Here's the official changelog for the PWA since we last covered Twitter PWA here, (note that not all items are relevant to the PWA under Windows 10 Mobile and the Edge 'engine'):
New
- Direct Messages (widescreen only): The Emoji Picker is now available when you're writing a DM on your computer or tablet! Click the emoji icon to pop it open and express yourself 😜
Updated
- Images: We are smarter about which image to show in the timeline based on the pixel density of the person’s screen. The result is a faster experience on newer phones with high pixel density.
- Image Cropper: We’ve adjusted the zoom behavior when adjusting an uploaded image. It feels much more natural now.
- Accessibility: The way a screen reader identified the emoji icon that pops open the emoji picker was vaguely labeled (‘Button’). It’s label has been improved and its purpose is now very clear (‘Add Emoji’).
Fixed
- Internationalization: Fixed the ordering of social proof phrases (e.g. “@Twitter Retweeted”) in languages that read right to left.
- Stability: Adjusted the app reload logic to prevent the infinite reloads that some people were experiencing.

▶ _Jobs_:
1. According to the changelog, what label does a screen reader now give the icon that opens the emoji picker?
2. Using the changelog, explain why newer phones now load images in the timeline faster.
3. Based on the changelog, decide whether each statement agrees with it: (a) The Emoji Picker in Direct Messages is limited to widescreen. (b) Every item on the list applies to the PWA under Windows 10 Mobile. (c) The fix to the ordering of social proof phrases concerns languages that read left to right.

Layout element entries

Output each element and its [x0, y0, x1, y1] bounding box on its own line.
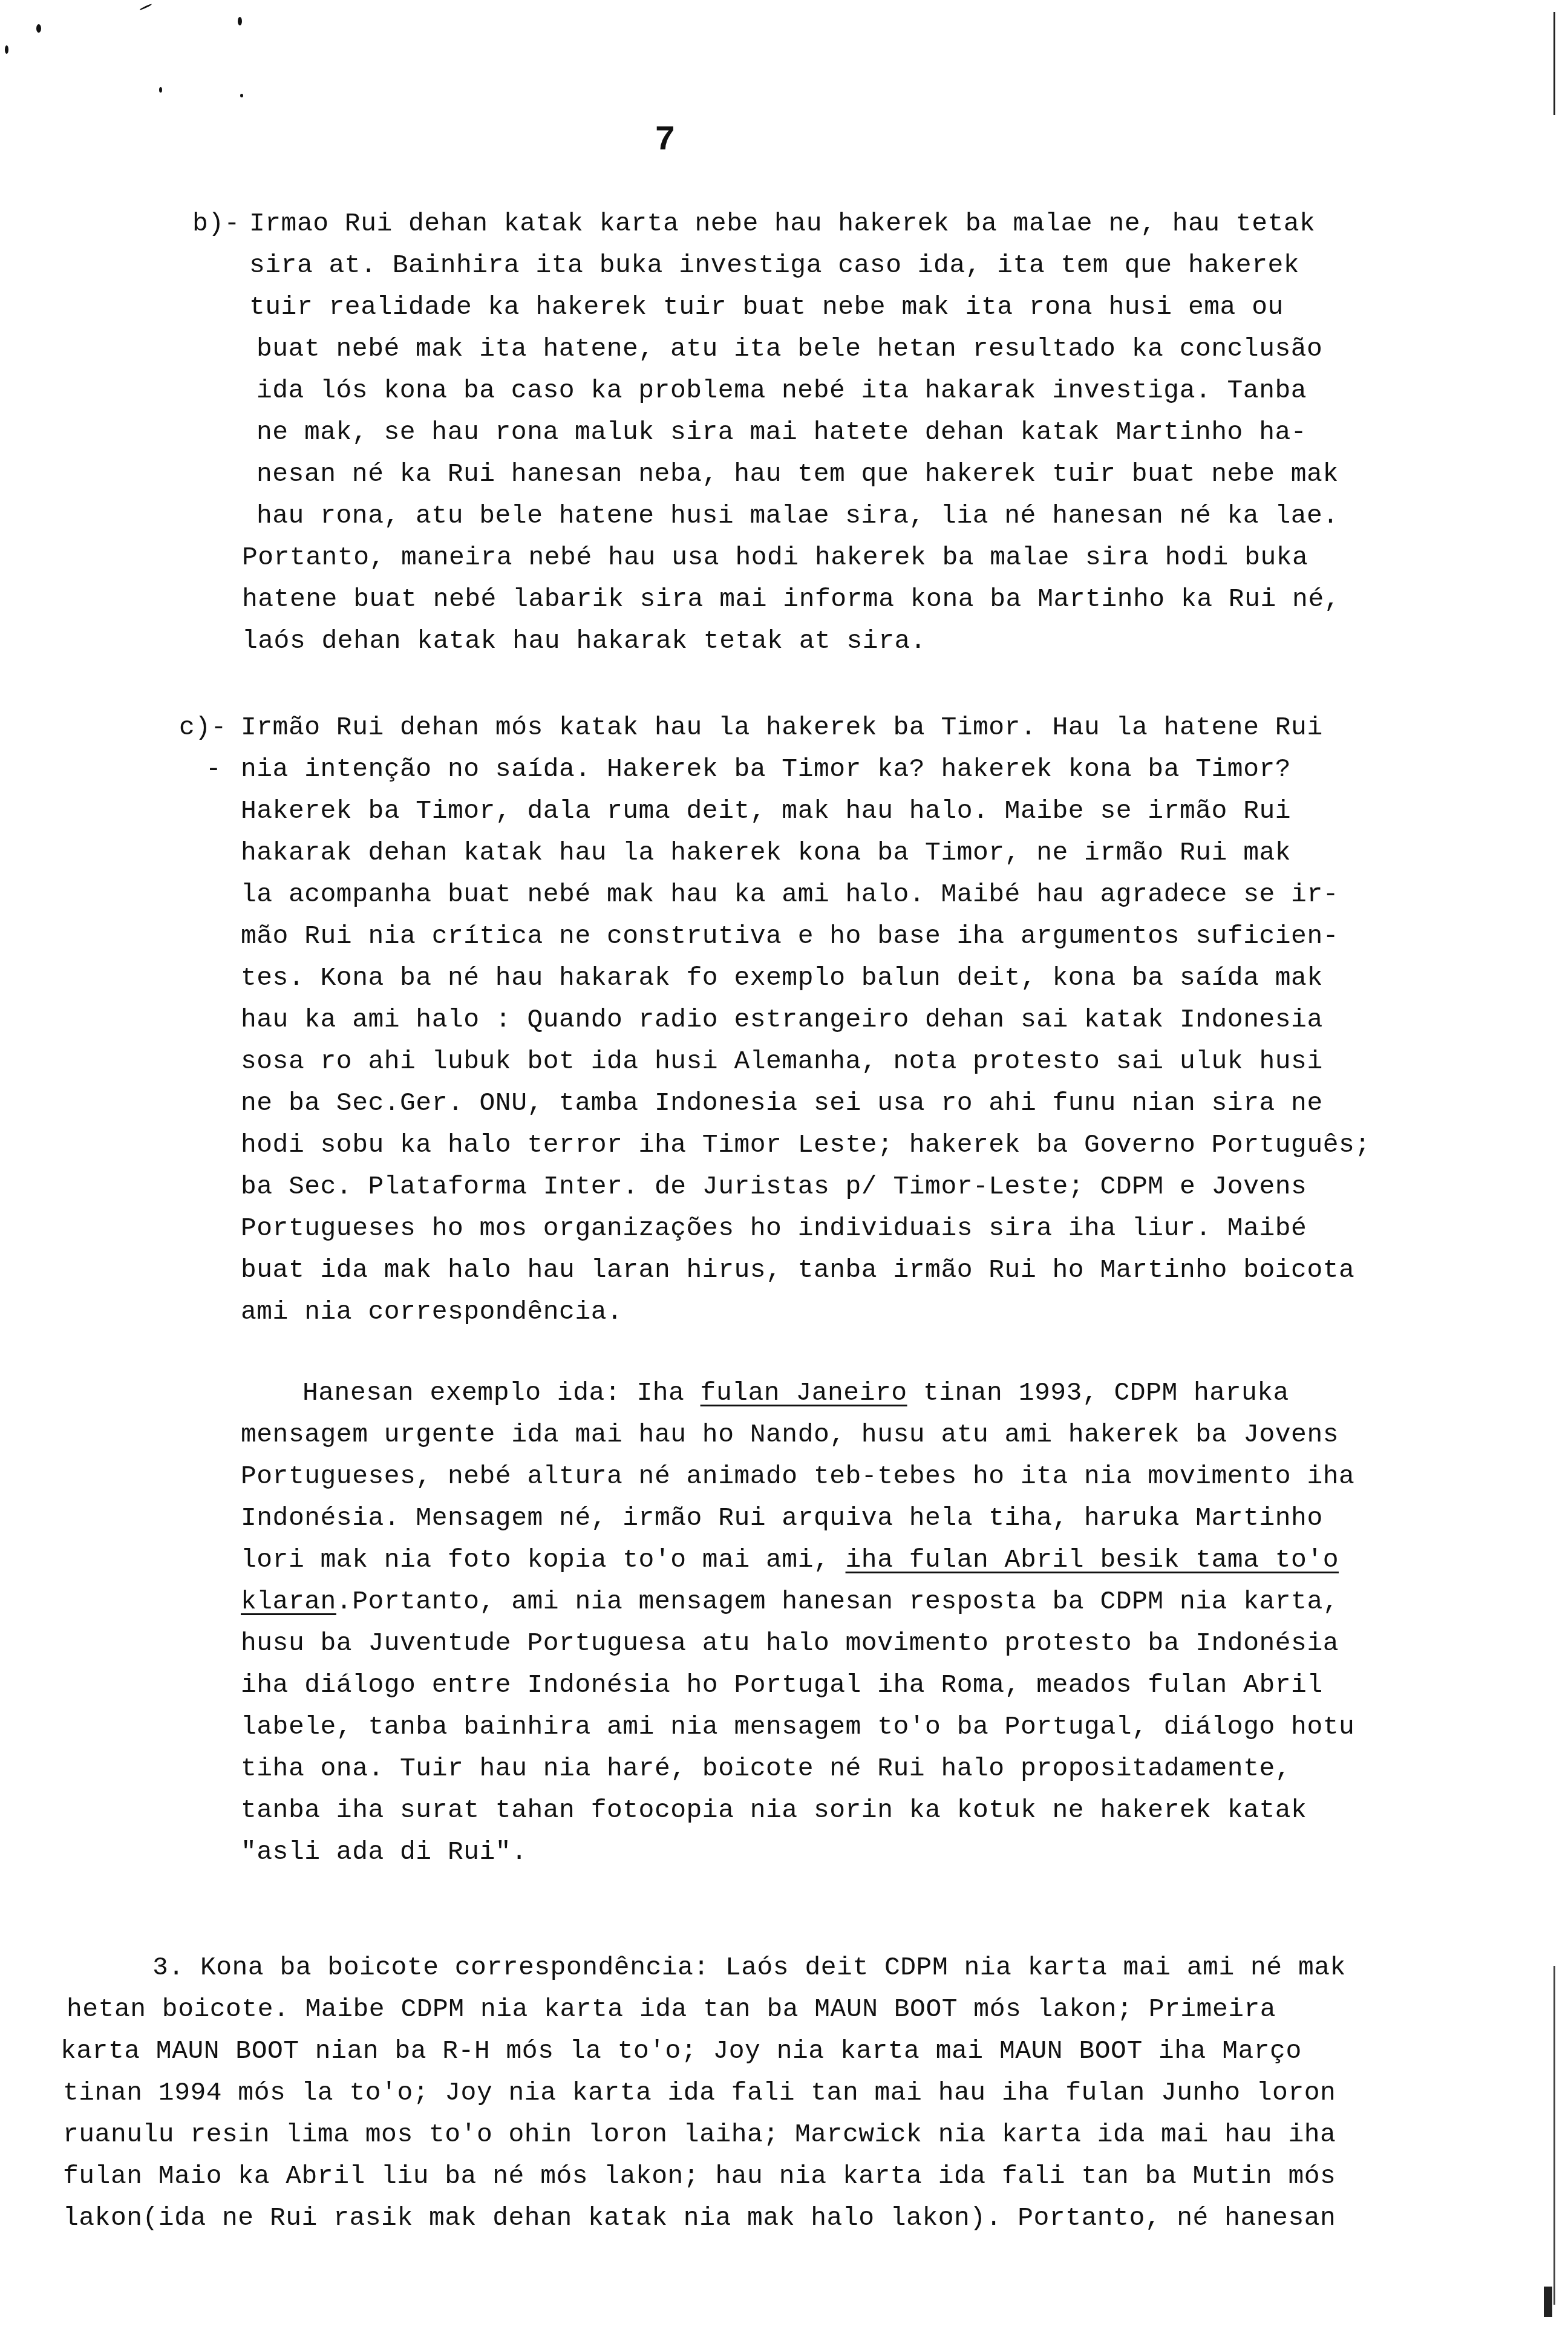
example-line: tiha ona. Tuir hau nia haré, boicote né … [241, 1754, 1291, 1784]
underlined-text: fulan Janeiro [701, 1378, 907, 1408]
section-b-line: ida lós kona ba caso ka problema nebé it… [256, 376, 1307, 406]
section-3-line: tinan 1994 mós la to'o; Joy nia karta id… [63, 2078, 1336, 2108]
section-b-line: Irmao Rui dehan katak karta nebe hau hak… [249, 209, 1315, 239]
example-line: lori mak nia foto kopia to'o mai ami, ih… [241, 1545, 1339, 1575]
section-3-line: lakon(ida ne Rui rasik mak dehan katak n… [63, 2203, 1336, 2233]
example-line: "asli ada di Rui". [241, 1837, 527, 1867]
section-3-line: 3. Kona ba boicote correspondência: Laós… [152, 1953, 1346, 1983]
section-c-line: Portugueses ho mos organizações ho indiv… [241, 1213, 1307, 1244]
scan-edge-mark [1553, 1966, 1555, 2305]
example-line: klaran.Portanto, ami nia mensagem hanesa… [241, 1587, 1339, 1617]
example-line: tanba iha surat tahan fotocopia nia sori… [241, 1795, 1307, 1826]
section-3-line: karta MAUN BOOT nian ba R-H mós la to'o;… [60, 2036, 1302, 2066]
scan-speck [36, 24, 41, 33]
section-b-line: ne mak, se hau rona maluk sira mai hatet… [256, 417, 1307, 448]
section-c-line: Hakerek ba Timor, dala ruma deit, mak ha… [241, 796, 1291, 826]
section-3-line: hetan boicote. Maibe CDPM nia karta ida … [67, 1994, 1276, 2025]
section-c-line: ami nia correspondência. [241, 1297, 622, 1327]
section-b-line: Portanto, maneira nebé hau usa hodi hake… [242, 543, 1308, 573]
section-b-line: sira at. Bainhira ita buka investiga cas… [249, 250, 1299, 281]
section-b-line: nesan né ka Rui hanesan neba, hau tem qu… [256, 459, 1339, 489]
scan-speck [238, 17, 242, 25]
section-b-line: hatene buat nebé labarik sira mai inform… [242, 584, 1340, 615]
scan-speck [159, 87, 162, 93]
section-3-line: fulan Maio ka Abril liu ba né mós lakon;… [63, 2161, 1336, 2192]
bullet-dot: - [206, 754, 221, 785]
typewritten-document-page: 7 b)- Irmao Rui dehan katak karta nebe h… [0, 0, 1568, 2341]
section-c-line: tes. Kona ba né hau hakarak fo exemplo b… [241, 963, 1323, 993]
scan-edge-mark [1544, 2287, 1552, 2317]
section-c-line: ne ba Sec.Ger. ONU, tamba Indonesia sei … [241, 1088, 1323, 1118]
section-c-line: hakarak dehan katak hau la hakerek kona … [241, 838, 1291, 868]
example-line: Hanesan exemplo ida: Iha fulan Janeiro t… [302, 1378, 1289, 1408]
section-b-line: tuir realidade ka hakerek tuir buat nebe… [249, 292, 1284, 322]
section-c-line: nia intenção no saída. Hakerek ba Timor … [241, 754, 1291, 785]
example-line: mensagem urgente ida mai hau ho Nando, h… [241, 1420, 1339, 1450]
section-c-line: Irmão Rui dehan mós katak hau la hakerek… [241, 713, 1323, 743]
section-c-line: mão Rui nia crítica ne construtiva e ho … [241, 921, 1339, 952]
section-c-line: ba Sec. Plataforma Inter. de Juristas p/… [241, 1172, 1307, 1202]
section-c-line: hau ka ami halo : Quando radio estrangei… [241, 1005, 1323, 1035]
section-b-marker: b)- [192, 209, 240, 239]
example-line: labele, tanba bainhira ami nia mensagem … [241, 1712, 1354, 1742]
section-b-line: hau rona, atu bele hatene husi malae sir… [256, 501, 1339, 531]
section-c-line: la acompanha buat nebé mak hau ka ami ha… [241, 880, 1339, 910]
example-line: Portugueses, nebé altura né animado teb-… [241, 1461, 1354, 1492]
section-c-line: hodi sobu ka halo terror iha Timor Leste… [241, 1130, 1371, 1160]
section-b-line: buat nebé mak ita hatene, atu ita bele h… [256, 334, 1322, 364]
underlined-text: klaran [241, 1587, 336, 1616]
section-b-line: laós dehan katak hau hakarak tetak at si… [242, 626, 926, 656]
scan-speck [5, 45, 8, 54]
underlined-text: iha fulan Abril besik tama to'o [846, 1545, 1339, 1575]
example-line: Indonésia. Mensagem né, irmão Rui arquiv… [241, 1503, 1323, 1533]
scan-speck [240, 94, 243, 97]
page-number: 7 [655, 121, 676, 160]
section-3-line: ruanulu resin lima mos to'o ohin loron l… [63, 2120, 1336, 2150]
section-c-line: buat ida mak halo hau laran hirus, tanba… [241, 1255, 1354, 1285]
section-c-line: sosa ro ahi lubuk bot ida husi Alemanha,… [241, 1046, 1323, 1077]
section-c-marker: c)- [179, 713, 227, 743]
scan-speck [139, 3, 152, 10]
example-line: iha diálogo entre Indonésia ho Portugal … [241, 1670, 1323, 1700]
example-line: husu ba Juventude Portuguesa atu halo mo… [241, 1628, 1339, 1659]
scan-edge-mark [1553, 12, 1555, 115]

▶ _Answers to the problems_:
1. 'Add Emoji'

2. The timeline now chooses which image to show based on the pixel density of the person's screen. As a result, newer phones with high pixel density get a faster experience.

3.
(a) Yes: "Direct Messages (widescreen only)"
(b) No: "note that not all items are relevant to the PWA under Windows 10 Mobile and the Edge 'engine'"
(c) No: "in languages that read right to left"